## PROBLEM DESCRIPTION
Return all lines with the word "société" in them.

## DATA PROVIDED
====================

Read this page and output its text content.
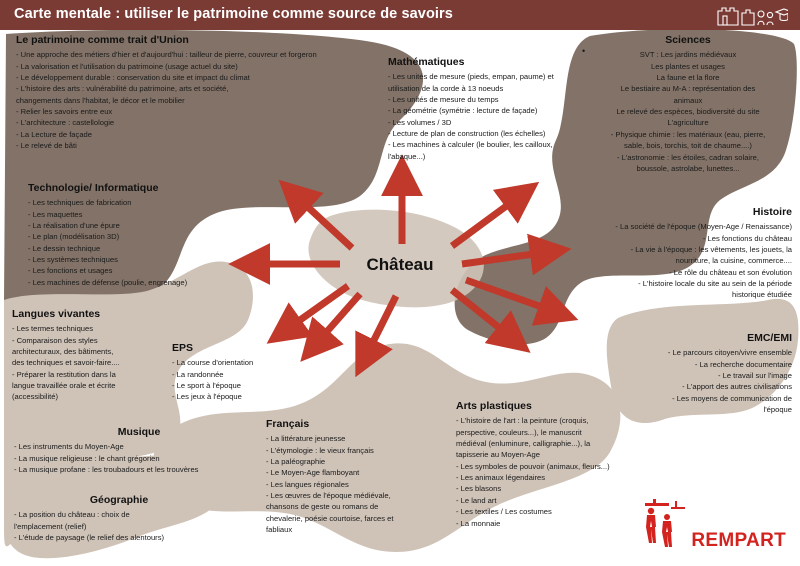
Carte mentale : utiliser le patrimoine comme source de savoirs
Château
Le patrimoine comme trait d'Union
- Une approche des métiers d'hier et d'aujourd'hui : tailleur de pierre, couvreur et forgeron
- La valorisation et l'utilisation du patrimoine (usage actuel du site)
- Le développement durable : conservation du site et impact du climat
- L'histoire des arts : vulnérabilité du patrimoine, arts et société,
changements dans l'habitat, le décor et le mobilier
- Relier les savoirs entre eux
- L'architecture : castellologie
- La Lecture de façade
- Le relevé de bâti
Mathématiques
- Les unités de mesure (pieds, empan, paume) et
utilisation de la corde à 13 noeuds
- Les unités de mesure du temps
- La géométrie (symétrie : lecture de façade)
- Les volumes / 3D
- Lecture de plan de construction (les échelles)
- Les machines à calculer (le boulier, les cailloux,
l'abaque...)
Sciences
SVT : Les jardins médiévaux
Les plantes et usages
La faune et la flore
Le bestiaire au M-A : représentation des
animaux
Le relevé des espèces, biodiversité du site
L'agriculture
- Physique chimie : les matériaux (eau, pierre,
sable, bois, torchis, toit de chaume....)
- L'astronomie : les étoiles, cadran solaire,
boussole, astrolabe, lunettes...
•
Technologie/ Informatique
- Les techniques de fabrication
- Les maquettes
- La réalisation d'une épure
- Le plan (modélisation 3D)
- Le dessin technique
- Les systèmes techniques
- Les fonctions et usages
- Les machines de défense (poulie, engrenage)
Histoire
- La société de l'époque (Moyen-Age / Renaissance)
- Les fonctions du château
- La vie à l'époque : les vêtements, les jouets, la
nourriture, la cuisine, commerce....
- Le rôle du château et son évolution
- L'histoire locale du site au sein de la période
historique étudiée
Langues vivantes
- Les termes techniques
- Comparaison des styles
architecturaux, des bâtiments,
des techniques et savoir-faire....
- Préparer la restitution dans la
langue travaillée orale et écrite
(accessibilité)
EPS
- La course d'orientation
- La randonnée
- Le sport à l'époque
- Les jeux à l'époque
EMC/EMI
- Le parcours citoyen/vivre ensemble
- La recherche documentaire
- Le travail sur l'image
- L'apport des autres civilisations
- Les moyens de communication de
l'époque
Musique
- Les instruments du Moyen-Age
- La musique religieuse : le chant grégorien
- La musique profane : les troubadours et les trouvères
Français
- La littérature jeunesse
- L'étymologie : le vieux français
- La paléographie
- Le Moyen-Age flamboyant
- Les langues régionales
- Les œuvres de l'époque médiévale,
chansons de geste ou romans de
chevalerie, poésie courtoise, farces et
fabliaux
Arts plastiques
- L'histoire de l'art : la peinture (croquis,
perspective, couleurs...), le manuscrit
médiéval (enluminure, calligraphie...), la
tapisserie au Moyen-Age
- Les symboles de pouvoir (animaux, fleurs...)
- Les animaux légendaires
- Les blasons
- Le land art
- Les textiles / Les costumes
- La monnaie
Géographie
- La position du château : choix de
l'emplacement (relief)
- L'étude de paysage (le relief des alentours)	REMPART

====================

## COMPLETE ANSWER
- L'histoire des arts : vulnérabilité du patrimoine, arts et société,
- La société de l'époque (Moyen-Age / Renaissance)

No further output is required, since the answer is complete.